Stated exercise: Write out the full listing exactly as given, minus the images.

Supplied records:

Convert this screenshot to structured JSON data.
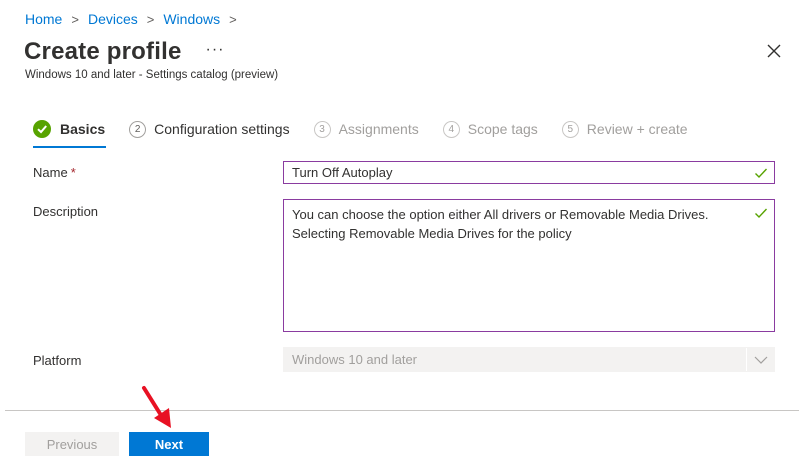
{
  "breadcrumb": {
    "items": [
      "Home",
      "Devices",
      "Windows"
    ],
    "separator": ">"
  },
  "header": {
    "title": "Create profile",
    "more_label": "···",
    "subtitle": "Windows 10 and later - Settings catalog (preview)",
    "close_icon": "close-icon"
  },
  "steps": [
    {
      "number": "",
      "label": "Basics",
      "state": "active"
    },
    {
      "number": "2",
      "label": "Configuration settings",
      "state": "next"
    },
    {
      "number": "3",
      "label": "Assignments",
      "state": "disabled"
    },
    {
      "number": "4",
      "label": "Scope tags",
      "state": "disabled"
    },
    {
      "number": "5",
      "label": "Review + create",
      "state": "disabled"
    }
  ],
  "form": {
    "name_label": "Name",
    "required_marker": "*",
    "name_value": "Turn Off Autoplay",
    "description_label": "Description",
    "description_value": "You can choose the option either All drivers or Removable Media Drives. Selecting Removable Media Drives for the policy",
    "platform_label": "Platform",
    "platform_value": "Windows 10 and later"
  },
  "footer": {
    "previous_label": "Previous",
    "next_label": "Next"
  },
  "colors": {
    "accent": "#0078d4",
    "success": "#57a300",
    "input_border": "#8a3ba0",
    "annotation_arrow": "#e81123"
  }
}
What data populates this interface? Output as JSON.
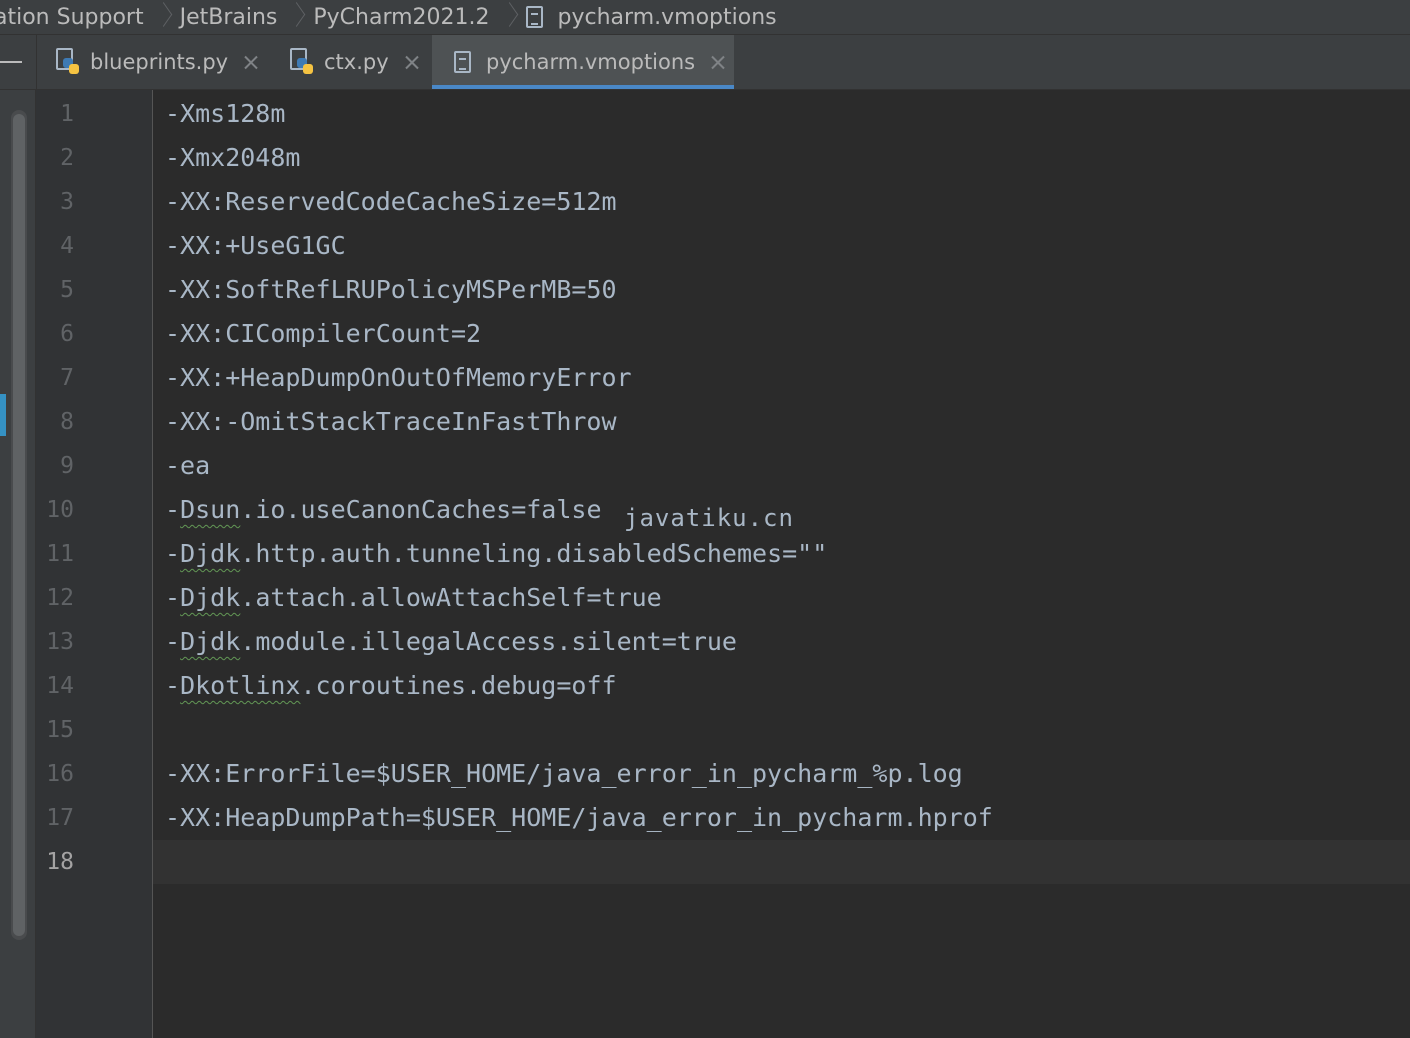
{
  "breadcrumb": {
    "items": [
      "ation Support",
      "JetBrains",
      "PyCharm2021.2",
      "pycharm.vmoptions"
    ]
  },
  "tabs": [
    {
      "label": "blueprints.py",
      "icon": "python-file-icon",
      "active": false
    },
    {
      "label": "ctx.py",
      "icon": "python-file-icon",
      "active": false
    },
    {
      "label": "pycharm.vmoptions",
      "icon": "text-file-icon",
      "active": true
    }
  ],
  "editor": {
    "current_line": "18",
    "line_numbers": [
      "1",
      "2",
      "3",
      "4",
      "5",
      "6",
      "7",
      "8",
      "9",
      "10",
      "11",
      "12",
      "13",
      "14",
      "15",
      "16",
      "17",
      "18"
    ],
    "lines": [
      {
        "prefix": "-Xms128m",
        "flagged": "",
        "rest": ""
      },
      {
        "prefix": "-Xmx2048m",
        "flagged": "",
        "rest": ""
      },
      {
        "prefix": "-XX:ReservedCodeCacheSize=512m",
        "flagged": "",
        "rest": ""
      },
      {
        "prefix": "-XX:+UseG1GC",
        "flagged": "",
        "rest": ""
      },
      {
        "prefix": "-XX:SoftRefLRUPolicyMSPerMB=50",
        "flagged": "",
        "rest": ""
      },
      {
        "prefix": "-XX:CICompilerCount=2",
        "flagged": "",
        "rest": ""
      },
      {
        "prefix": "-XX:+HeapDumpOnOutOfMemoryError",
        "flagged": "",
        "rest": ""
      },
      {
        "prefix": "-XX:-OmitStackTraceInFastThrow",
        "flagged": "",
        "rest": ""
      },
      {
        "prefix": "-ea",
        "flagged": "",
        "rest": ""
      },
      {
        "prefix": "-",
        "flagged": "Dsun",
        "rest": ".io.useCanonCaches=false"
      },
      {
        "prefix": "-",
        "flagged": "Djdk",
        "rest": ".http.auth.tunneling.disabledSchemes=\"\""
      },
      {
        "prefix": "-",
        "flagged": "Djdk",
        "rest": ".attach.allowAttachSelf=true"
      },
      {
        "prefix": "-",
        "flagged": "Djdk",
        "rest": ".module.illegalAccess.silent=true"
      },
      {
        "prefix": "-",
        "flagged": "Dkotlinx",
        "rest": ".coroutines.debug=off"
      },
      {
        "prefix": "",
        "flagged": "",
        "rest": ""
      },
      {
        "prefix": "-XX:ErrorFile=$USER_HOME/java_error_in_pycharm_%p.log",
        "flagged": "",
        "rest": ""
      },
      {
        "prefix": "-XX:HeapDumpPath=$USER_HOME/java_error_in_pycharm.hprof",
        "flagged": "",
        "rest": ""
      },
      {
        "prefix": "",
        "flagged": "",
        "rest": ""
      }
    ],
    "watermark": "javatiku.cn"
  },
  "colors": {
    "background": "#2b2b2b",
    "gutter": "#313335",
    "chrome": "#3c3f41",
    "text": "#a9b7c6",
    "line_number": "#606366",
    "active_tab_underline": "#4a88c7",
    "typo_underline": "#629755"
  }
}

The response:
Convert this screenshot to structured JSON data.
{
  "breadcrumb": {
    "items": [
      "Home",
      "Devices",
      "Windows"
    ],
    "separator": ">"
  },
  "header": {
    "title": "Create profile",
    "more_label": "···",
    "subtitle": "Windows 10 and later - Settings catalog (preview)",
    "close_icon": "close-icon"
  },
  "steps": [
    {
      "number": "",
      "label": "Basics",
      "state": "active"
    },
    {
      "number": "2",
      "label": "Configuration settings",
      "state": "next"
    },
    {
      "number": "3",
      "label": "Assignments",
      "state": "disabled"
    },
    {
      "number": "4",
      "label": "Scope tags",
      "state": "disabled"
    },
    {
      "number": "5",
      "label": "Review + create",
      "state": "disabled"
    }
  ],
  "form": {
    "name_label": "Name",
    "required_marker": "*",
    "name_value": "Turn Off Autoplay",
    "description_label": "Description",
    "description_value": "You can choose the option either All drivers or Removable Media Drives. Selecting Removable Media Drives for the policy",
    "platform_label": "Platform",
    "platform_value": "Windows 10 and later"
  },
  "footer": {
    "previous_label": "Previous",
    "next_label": "Next"
  },
  "colors": {
    "accent": "#0078d4",
    "success": "#57a300",
    "input_border": "#8a3ba0",
    "annotation_arrow": "#e81123"
  }
}
What data populates this interface? Output as JSON.
{
  "breadcrumb": {
    "items": [
      "ation Support",
      "JetBrains",
      "PyCharm2021.2",
      "pycharm.vmoptions"
    ]
  },
  "tabs": [
    {
      "label": "blueprints.py",
      "icon": "python-file-icon",
      "active": false
    },
    {
      "label": "ctx.py",
      "icon": "python-file-icon",
      "active": false
    },
    {
      "label": "pycharm.vmoptions",
      "icon": "text-file-icon",
      "active": true
    }
  ],
  "editor": {
    "current_line": "18",
    "line_numbers": [
      "1",
      "2",
      "3",
      "4",
      "5",
      "6",
      "7",
      "8",
      "9",
      "10",
      "11",
      "12",
      "13",
      "14",
      "15",
      "16",
      "17",
      "18"
    ],
    "lines": [
      {
        "prefix": "-Xms128m",
        "flagged": "",
        "rest": ""
      },
      {
        "prefix": "-Xmx2048m",
        "flagged": "",
        "rest": ""
      },
      {
        "prefix": "-XX:ReservedCodeCacheSize=512m",
        "flagged": "",
        "rest": ""
      },
      {
        "prefix": "-XX:+UseG1GC",
        "flagged": "",
        "rest": ""
      },
      {
        "prefix": "-XX:SoftRefLRUPolicyMSPerMB=50",
        "flagged": "",
        "rest": ""
      },
      {
        "prefix": "-XX:CICompilerCount=2",
        "flagged": "",
        "rest": ""
      },
      {
        "prefix": "-XX:+HeapDumpOnOutOfMemoryError",
        "flagged": "",
        "rest": ""
      },
      {
        "prefix": "-XX:-OmitStackTraceInFastThrow",
        "flagged": "",
        "rest": ""
      },
      {
        "prefix": "-ea",
        "flagged": "",
        "rest": ""
      },
      {
        "prefix": "-",
        "flagged": "Dsun",
        "rest": ".io.useCanonCaches=false"
      },
      {
        "prefix": "-",
        "flagged": "Djdk",
        "rest": ".http.auth.tunneling.disabledSchemes=\"\""
      },
      {
        "prefix": "-",
        "flagged": "Djdk",
        "rest": ".attach.allowAttachSelf=true"
      },
      {
        "prefix": "-",
        "flagged": "Djdk",
        "rest": ".module.illegalAccess.silent=true"
      },
      {
        "prefix": "-",
        "flagged": "Dkotlinx",
        "rest": ".coroutines.debug=off"
      },
      {
        "prefix": "",
        "flagged": "",
        "rest": ""
      },
      {
        "prefix": "-XX:ErrorFile=$USER_HOME/java_error_in_pycharm_%p.log",
        "flagged": "",
        "rest": ""
      },
      {
        "prefix": "-XX:HeapDumpPath=$USER_HOME/java_error_in_pycharm.hprof",
        "flagged": "",
        "rest": ""
      },
      {
        "prefix": "",
        "flagged": "",
        "rest": ""
      }
    ],
    "watermark": "javatiku.cn"
  },
  "colors": {
    "background": "#2b2b2b",
    "gutter": "#313335",
    "chrome": "#3c3f41",
    "text": "#a9b7c6",
    "line_number": "#606366",
    "active_tab_underline": "#4a88c7",
    "typo_underline": "#629755"
  }
}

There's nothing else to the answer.